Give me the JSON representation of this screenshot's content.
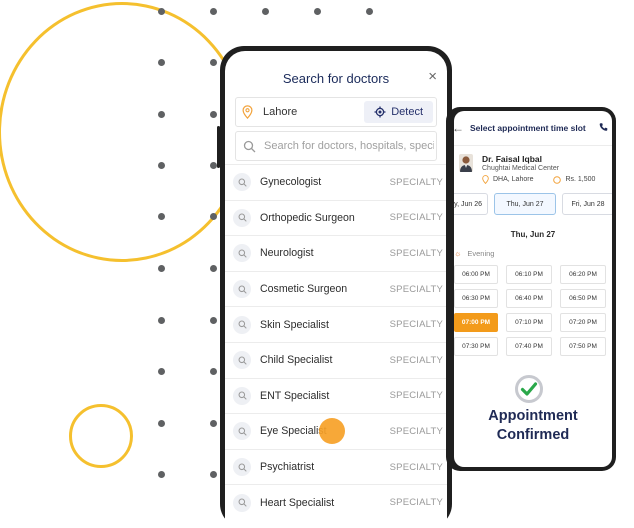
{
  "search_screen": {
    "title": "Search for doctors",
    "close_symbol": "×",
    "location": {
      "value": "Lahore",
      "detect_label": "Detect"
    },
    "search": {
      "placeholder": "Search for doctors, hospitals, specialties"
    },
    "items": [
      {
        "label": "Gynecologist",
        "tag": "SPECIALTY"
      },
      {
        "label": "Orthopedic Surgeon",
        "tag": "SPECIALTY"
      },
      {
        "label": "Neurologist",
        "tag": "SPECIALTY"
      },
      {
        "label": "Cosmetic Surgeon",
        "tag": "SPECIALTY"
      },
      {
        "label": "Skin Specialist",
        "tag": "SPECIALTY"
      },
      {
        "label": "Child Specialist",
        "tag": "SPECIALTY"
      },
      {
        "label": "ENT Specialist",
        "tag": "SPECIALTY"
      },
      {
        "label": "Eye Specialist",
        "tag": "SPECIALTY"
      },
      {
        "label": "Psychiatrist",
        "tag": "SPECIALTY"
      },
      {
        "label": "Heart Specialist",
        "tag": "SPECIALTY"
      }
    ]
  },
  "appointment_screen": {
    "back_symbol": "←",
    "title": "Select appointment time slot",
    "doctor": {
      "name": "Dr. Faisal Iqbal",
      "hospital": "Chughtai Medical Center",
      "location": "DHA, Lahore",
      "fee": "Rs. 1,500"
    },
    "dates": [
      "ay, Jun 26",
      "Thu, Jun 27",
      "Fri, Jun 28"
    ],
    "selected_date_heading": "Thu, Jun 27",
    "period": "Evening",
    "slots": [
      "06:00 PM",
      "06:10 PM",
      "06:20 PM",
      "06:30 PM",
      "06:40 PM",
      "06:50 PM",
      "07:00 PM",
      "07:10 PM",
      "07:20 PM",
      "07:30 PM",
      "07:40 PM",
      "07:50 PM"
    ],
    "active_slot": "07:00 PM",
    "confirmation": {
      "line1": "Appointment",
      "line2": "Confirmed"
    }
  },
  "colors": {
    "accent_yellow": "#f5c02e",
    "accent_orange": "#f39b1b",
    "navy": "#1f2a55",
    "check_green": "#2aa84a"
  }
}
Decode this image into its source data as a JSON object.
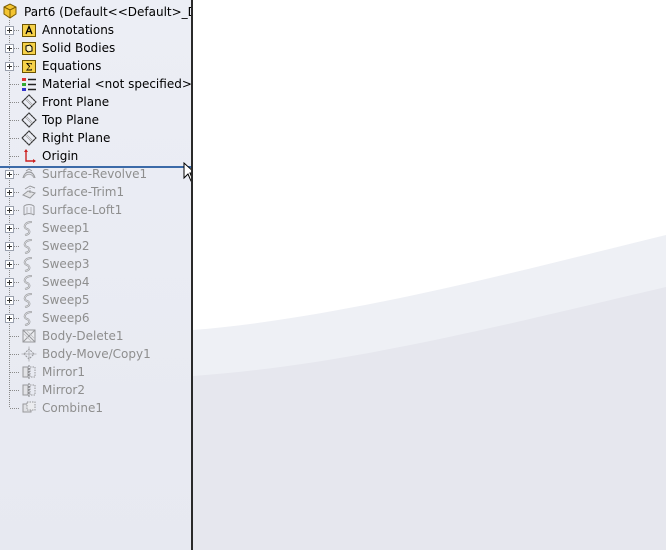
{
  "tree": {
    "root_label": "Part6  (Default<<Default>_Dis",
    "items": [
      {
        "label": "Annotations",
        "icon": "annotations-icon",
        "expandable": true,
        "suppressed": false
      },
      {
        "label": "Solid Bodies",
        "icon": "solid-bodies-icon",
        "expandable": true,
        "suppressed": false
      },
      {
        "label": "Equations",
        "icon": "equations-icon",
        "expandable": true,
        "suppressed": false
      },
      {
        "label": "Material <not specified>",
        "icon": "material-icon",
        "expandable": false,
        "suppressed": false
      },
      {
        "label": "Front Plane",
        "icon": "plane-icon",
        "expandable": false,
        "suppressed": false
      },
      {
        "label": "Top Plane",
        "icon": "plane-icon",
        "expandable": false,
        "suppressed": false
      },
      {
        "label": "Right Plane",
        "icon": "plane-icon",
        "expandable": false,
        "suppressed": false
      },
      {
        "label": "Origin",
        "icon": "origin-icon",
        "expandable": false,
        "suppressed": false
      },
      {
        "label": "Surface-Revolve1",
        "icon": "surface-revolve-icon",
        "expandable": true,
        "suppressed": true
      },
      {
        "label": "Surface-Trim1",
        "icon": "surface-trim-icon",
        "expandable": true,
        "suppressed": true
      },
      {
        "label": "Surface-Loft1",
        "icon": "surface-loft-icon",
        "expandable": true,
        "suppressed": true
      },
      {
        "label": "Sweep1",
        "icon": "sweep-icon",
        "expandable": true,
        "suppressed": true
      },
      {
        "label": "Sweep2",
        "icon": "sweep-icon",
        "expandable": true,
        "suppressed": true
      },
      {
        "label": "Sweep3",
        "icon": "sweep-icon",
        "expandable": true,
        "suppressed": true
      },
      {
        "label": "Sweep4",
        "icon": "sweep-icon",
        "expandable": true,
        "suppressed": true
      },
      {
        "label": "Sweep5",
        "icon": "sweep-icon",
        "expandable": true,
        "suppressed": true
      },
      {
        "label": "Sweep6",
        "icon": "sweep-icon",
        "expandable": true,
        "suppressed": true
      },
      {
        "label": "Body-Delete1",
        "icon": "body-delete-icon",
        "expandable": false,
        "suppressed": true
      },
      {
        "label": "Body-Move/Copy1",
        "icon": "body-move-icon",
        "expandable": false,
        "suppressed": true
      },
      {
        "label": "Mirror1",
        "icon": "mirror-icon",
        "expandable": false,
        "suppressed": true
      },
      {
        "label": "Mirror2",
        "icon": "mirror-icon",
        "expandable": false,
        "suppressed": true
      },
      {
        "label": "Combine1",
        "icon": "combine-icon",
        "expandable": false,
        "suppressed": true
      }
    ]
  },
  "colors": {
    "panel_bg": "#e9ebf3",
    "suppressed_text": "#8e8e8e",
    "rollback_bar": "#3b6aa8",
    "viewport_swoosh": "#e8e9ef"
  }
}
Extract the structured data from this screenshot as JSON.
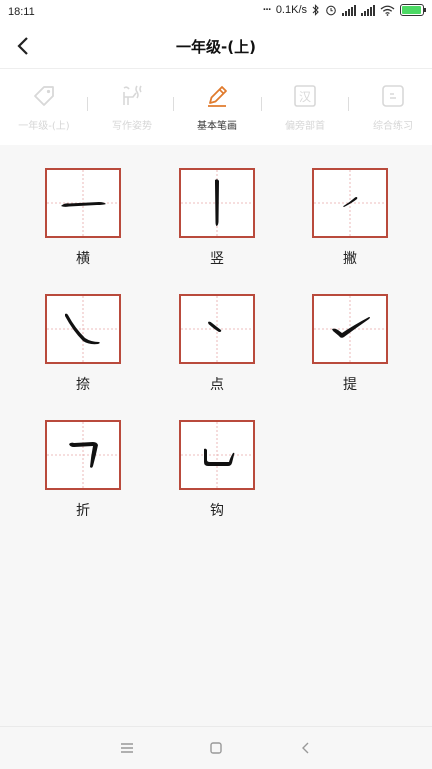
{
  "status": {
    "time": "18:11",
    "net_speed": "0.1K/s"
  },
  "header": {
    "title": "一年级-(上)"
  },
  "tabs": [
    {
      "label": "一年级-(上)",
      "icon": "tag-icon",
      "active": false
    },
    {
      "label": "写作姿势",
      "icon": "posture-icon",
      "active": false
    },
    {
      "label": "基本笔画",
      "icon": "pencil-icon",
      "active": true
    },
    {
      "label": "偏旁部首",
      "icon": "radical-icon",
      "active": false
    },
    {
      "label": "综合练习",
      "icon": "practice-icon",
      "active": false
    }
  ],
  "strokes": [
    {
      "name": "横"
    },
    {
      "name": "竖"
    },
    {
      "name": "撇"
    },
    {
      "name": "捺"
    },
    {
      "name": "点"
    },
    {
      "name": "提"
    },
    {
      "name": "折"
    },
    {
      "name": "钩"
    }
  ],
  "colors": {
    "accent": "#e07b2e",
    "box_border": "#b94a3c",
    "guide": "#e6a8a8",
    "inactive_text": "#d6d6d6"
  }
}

## Your instructions
Scan the material above. Copy each line where "title" occurs.

## Reply to the exercise
    "title": "Search for doctors",
    "title": "Select appointment time slot",
    "title": "一年级-(上)"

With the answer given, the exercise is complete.